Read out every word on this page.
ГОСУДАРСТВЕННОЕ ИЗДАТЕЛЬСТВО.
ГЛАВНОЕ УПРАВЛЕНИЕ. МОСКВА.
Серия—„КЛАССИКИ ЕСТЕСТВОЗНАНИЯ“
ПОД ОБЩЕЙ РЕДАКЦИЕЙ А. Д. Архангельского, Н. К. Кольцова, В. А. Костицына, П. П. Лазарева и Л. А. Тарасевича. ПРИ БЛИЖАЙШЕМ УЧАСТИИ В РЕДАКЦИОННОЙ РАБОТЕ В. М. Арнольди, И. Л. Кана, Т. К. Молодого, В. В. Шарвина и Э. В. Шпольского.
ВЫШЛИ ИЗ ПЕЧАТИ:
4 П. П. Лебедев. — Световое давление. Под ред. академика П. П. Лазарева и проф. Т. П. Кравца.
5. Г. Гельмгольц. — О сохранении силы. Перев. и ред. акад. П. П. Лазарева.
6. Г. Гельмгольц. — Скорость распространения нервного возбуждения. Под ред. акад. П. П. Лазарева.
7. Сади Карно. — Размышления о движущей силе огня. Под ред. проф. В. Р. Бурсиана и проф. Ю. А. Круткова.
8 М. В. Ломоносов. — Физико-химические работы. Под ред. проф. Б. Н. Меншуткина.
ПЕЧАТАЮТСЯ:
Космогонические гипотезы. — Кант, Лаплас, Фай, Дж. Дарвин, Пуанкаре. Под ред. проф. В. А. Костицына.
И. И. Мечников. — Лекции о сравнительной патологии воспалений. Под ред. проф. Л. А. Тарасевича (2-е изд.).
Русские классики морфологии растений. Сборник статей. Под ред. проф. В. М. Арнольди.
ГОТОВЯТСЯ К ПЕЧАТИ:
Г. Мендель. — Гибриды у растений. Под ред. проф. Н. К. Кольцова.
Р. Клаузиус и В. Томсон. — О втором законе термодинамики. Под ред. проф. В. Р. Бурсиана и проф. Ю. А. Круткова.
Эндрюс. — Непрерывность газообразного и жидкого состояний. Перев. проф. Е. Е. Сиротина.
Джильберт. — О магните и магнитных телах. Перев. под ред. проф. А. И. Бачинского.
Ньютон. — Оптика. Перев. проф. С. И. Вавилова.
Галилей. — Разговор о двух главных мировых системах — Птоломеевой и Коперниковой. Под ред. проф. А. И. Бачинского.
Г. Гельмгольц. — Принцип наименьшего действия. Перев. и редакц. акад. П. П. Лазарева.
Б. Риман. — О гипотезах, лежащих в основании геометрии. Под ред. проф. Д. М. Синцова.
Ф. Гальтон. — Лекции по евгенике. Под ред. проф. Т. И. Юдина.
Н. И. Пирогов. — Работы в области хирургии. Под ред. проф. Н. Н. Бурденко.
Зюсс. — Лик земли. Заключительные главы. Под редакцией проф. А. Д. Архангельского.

* Exercise:
Copy out each line above, character for character.

* Output of the task:
Read out every word on this page.
ГОСУДАРСТВЕННОЕ ИЗДАТЕЛЬСТВО.
ГЛАВНОЕ УПРАВЛЕНИЕ. МОСКВА.
Серия—„КЛАССИКИ ЕСТЕСТВОЗНАНИЯ“
ПОД ОБЩЕЙ РЕДАКЦИЕЙ А. Д. Архангельского, Н. К. Кольцова, В. А. Костицына, П. П. Лазарева и Л. А. Тарасевича. ПРИ БЛИЖАЙШЕМ УЧАСТИИ В РЕДАКЦИОННОЙ РАБОТЕ В. М. Арнольди, И. Л. Кана, Т. К. Молодого, В. В. Шарвина и Э. В. Шпольского.
ВЫШЛИ ИЗ ПЕЧАТИ:
4 П. П. Лебедев. — Световое давление. Под ред. академика П. П. Лазарева и проф. Т. П. Кравца.
5. Г. Гельмгольц. — О сохранении силы. Перев. и ред. акад. П. П. Лазарева.
6. Г. Гельмгольц. — Скорость распространения нервного возбуждения. Под ред. акад. П. П. Лазарева.
7. Сади Карно. — Размышления о движущей силе огня. Под ред. проф. В. Р. Бурсиана и проф. Ю. А. Круткова.
8 М. В. Ломоносов. — Физико-химические работы. Под ред. проф. Б. Н. Меншуткина.
ПЕЧАТАЮТСЯ:
Космогонические гипотезы. — Кант, Лаплас, Фай, Дж. Дарвин, Пуанкаре. Под ред. проф. В. А. Костицына.
И. И. Мечников. — Лекции о сравнительной патологии воспалений. Под ред. проф. Л. А. Тарасевича (2-е изд.).
Русские классики морфологии растений. Сборник статей. Под ред. проф. В. М. Арнольди.
ГОТОВЯТСЯ К ПЕЧАТИ:
Г. Мендель. — Гибриды у растений. Под ред. проф. Н. К. Кольцова.
Р. Клаузиус и В. Томсон. — О втором законе термодинамики. Под ред. проф. В. Р. Бурсиана и проф. Ю. А. Круткова.
Эндрюс. — Непрерывность газообразного и жидкого состояний. Перев. проф. Е. Е. Сиротина.
Джильберт. — О магните и магнитных телах. Перев. под ред. проф. А. И. Бачинского.
Ньютон. — Оптика. Перев. проф. С. И. Вавилова.
Галилей. — Разговор о двух главных мировых системах — Птоломеевой и Коперниковой. Под ред. проф. А. И. Бачинского.
Г. Гельмгольц. — Принцип наименьшего действия. Перев. и редакц. акад. П. П. Лазарева.
Б. Риман. — О гипотезах, лежащих в основании геометрии. Под ред. проф. Д. М. Синцова.
Ф. Гальтон. — Лекции по евгенике. Под ред. проф. Т. И. Юдина.
Н. И. Пирогов. — Работы в области хирургии. Под ред. проф. Н. Н. Бурденко.
Зюсс. — Лик земли. Заключительные главы. Под редакцией проф. А. Д. Архангельского.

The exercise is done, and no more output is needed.